## Task details
Copy out every one of the rows below without changing a single character.

(A block of data)
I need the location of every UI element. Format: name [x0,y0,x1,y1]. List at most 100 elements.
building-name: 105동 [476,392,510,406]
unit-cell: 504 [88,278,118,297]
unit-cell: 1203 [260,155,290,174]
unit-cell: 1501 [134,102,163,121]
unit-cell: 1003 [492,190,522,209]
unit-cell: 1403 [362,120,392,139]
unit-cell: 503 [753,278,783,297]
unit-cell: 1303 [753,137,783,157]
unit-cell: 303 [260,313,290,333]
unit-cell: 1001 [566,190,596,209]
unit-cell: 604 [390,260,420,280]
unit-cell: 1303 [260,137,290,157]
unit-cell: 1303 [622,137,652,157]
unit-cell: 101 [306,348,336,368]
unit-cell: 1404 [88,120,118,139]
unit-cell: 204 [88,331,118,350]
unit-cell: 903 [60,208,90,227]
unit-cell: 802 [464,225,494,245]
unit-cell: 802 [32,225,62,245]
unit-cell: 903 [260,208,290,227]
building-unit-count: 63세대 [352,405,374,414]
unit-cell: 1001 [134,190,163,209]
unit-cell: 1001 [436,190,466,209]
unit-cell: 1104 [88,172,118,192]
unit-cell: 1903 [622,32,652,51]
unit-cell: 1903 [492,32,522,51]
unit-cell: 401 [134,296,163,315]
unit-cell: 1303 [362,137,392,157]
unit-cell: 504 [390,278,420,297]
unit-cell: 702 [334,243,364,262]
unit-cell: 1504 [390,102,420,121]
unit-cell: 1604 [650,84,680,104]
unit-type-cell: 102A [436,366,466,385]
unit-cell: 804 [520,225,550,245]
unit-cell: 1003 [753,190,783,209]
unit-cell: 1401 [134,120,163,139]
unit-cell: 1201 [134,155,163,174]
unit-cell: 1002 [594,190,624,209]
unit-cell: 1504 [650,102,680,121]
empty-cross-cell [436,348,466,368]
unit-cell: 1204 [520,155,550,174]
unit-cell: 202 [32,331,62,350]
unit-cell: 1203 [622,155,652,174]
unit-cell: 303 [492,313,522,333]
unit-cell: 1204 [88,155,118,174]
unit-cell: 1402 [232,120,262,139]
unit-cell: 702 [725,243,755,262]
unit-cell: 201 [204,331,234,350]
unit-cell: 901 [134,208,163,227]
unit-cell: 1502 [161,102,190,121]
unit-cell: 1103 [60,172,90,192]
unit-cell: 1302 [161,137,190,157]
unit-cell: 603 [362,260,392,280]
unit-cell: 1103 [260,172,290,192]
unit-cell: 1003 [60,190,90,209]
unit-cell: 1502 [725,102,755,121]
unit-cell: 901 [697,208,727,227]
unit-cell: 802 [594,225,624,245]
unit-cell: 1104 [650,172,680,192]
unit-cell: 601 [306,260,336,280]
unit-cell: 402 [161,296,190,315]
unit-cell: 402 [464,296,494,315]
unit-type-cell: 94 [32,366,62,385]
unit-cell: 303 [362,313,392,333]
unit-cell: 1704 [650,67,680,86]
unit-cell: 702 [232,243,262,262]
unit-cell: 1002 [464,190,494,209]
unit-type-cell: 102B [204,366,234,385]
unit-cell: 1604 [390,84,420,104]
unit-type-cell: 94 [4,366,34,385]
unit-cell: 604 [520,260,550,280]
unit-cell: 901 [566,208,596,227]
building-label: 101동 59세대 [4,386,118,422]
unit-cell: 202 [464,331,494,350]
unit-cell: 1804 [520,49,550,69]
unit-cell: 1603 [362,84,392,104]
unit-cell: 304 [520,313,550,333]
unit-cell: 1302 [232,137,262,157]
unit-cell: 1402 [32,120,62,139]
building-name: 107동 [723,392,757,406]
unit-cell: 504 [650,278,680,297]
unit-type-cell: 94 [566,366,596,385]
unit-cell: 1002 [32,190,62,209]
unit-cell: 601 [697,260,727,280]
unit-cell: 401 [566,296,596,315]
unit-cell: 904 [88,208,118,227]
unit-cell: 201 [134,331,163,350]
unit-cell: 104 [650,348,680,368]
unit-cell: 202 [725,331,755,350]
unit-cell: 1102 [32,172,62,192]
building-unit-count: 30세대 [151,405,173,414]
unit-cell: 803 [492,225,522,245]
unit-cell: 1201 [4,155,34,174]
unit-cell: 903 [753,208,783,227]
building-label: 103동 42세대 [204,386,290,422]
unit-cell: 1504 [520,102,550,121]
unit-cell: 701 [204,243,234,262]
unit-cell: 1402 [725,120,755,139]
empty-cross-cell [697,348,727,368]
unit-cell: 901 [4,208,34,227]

## Full output
I need the location of every UI element. Format: name [x0,y0,x1,y1]. List at most 100 elements.
building-name: 105동 [476,392,510,406]
unit-cell: 504 [88,278,118,297]
unit-cell: 1203 [260,155,290,174]
unit-cell: 1501 [134,102,163,121]
unit-cell: 1003 [492,190,522,209]
unit-cell: 1403 [362,120,392,139]
unit-cell: 503 [753,278,783,297]
unit-cell: 1303 [753,137,783,157]
unit-cell: 303 [260,313,290,333]
unit-cell: 1001 [566,190,596,209]
unit-cell: 604 [390,260,420,280]
unit-cell: 1303 [260,137,290,157]
unit-cell: 1303 [622,137,652,157]
unit-cell: 101 [306,348,336,368]
unit-cell: 1404 [88,120,118,139]
unit-cell: 204 [88,331,118,350]
unit-cell: 903 [60,208,90,227]
unit-cell: 802 [464,225,494,245]
unit-cell: 802 [32,225,62,245]
unit-cell: 903 [260,208,290,227]
building-unit-count: 63세대 [352,405,374,414]
unit-cell: 1001 [134,190,163,209]
unit-cell: 1001 [436,190,466,209]
unit-cell: 1104 [88,172,118,192]
unit-cell: 1903 [622,32,652,51]
unit-cell: 1903 [492,32,522,51]
unit-cell: 401 [134,296,163,315]
unit-cell: 1303 [362,137,392,157]
unit-cell: 504 [390,278,420,297]
unit-cell: 702 [334,243,364,262]
unit-cell: 1504 [390,102,420,121]
unit-cell: 1604 [650,84,680,104]
unit-type-cell: 102A [436,366,466,385]
unit-cell: 804 [520,225,550,245]
unit-cell: 1003 [753,190,783,209]
unit-cell: 1401 [134,120,163,139]
unit-cell: 1201 [134,155,163,174]
unit-cell: 1002 [594,190,624,209]
unit-cell: 1504 [650,102,680,121]
empty-cross-cell [436,348,466,368]
unit-cell: 1204 [520,155,550,174]
unit-cell: 202 [32,331,62,350]
unit-cell: 1203 [622,155,652,174]
unit-cell: 303 [492,313,522,333]
unit-cell: 1204 [88,155,118,174]
unit-cell: 1402 [232,120,262,139]
unit-cell: 702 [725,243,755,262]
unit-cell: 201 [204,331,234,350]
unit-cell: 901 [134,208,163,227]
unit-cell: 1502 [161,102,190,121]
unit-cell: 1103 [60,172,90,192]
unit-cell: 1302 [161,137,190,157]
unit-cell: 603 [362,260,392,280]
unit-cell: 1103 [260,172,290,192]
unit-cell: 1003 [60,190,90,209]
unit-cell: 1502 [725,102,755,121]
unit-cell: 901 [697,208,727,227]
unit-cell: 802 [594,225,624,245]
unit-cell: 1104 [650,172,680,192]
unit-cell: 601 [306,260,336,280]
unit-cell: 402 [161,296,190,315]
unit-cell: 402 [464,296,494,315]
unit-type-cell: 94 [32,366,62,385]
unit-cell: 303 [362,313,392,333]
unit-cell: 1704 [650,67,680,86]
unit-cell: 702 [232,243,262,262]
unit-cell: 1002 [464,190,494,209]
unit-type-cell: 102B [204,366,234,385]
unit-cell: 1604 [390,84,420,104]
unit-type-cell: 94 [4,366,34,385]
unit-cell: 604 [520,260,550,280]
unit-cell: 901 [566,208,596,227]
building-label: 101동 59세대 [4,386,118,422]
unit-cell: 202 [464,331,494,350]
unit-cell: 1804 [520,49,550,69]
unit-cell: 1603 [362,84,392,104]
unit-cell: 304 [520,313,550,333]
unit-cell: 1302 [232,137,262,157]
unit-cell: 1402 [32,120,62,139]
building-name: 107동 [723,392,757,406]
unit-cell: 504 [650,278,680,297]
unit-type-cell: 94 [566,366,596,385]
unit-cell: 1002 [32,190,62,209]
unit-cell: 601 [697,260,727,280]
unit-cell: 401 [566,296,596,315]
unit-cell: 904 [88,208,118,227]
unit-cell: 201 [134,331,163,350]
unit-cell: 104 [650,348,680,368]
unit-cell: 202 [725,331,755,350]
unit-cell: 1102 [32,172,62,192]
building-unit-count: 30세대 [151,405,173,414]
unit-cell: 803 [492,225,522,245]
unit-cell: 1201 [4,155,34,174]
unit-cell: 903 [753,208,783,227]
building-label: 103동 42세대 [204,386,290,422]
unit-cell: 1504 [520,102,550,121]
unit-cell: 701 [204,243,234,262]
unit-cell: 1402 [725,120,755,139]
empty-cross-cell [697,348,727,368]
unit-cell: 901 [4,208,34,227]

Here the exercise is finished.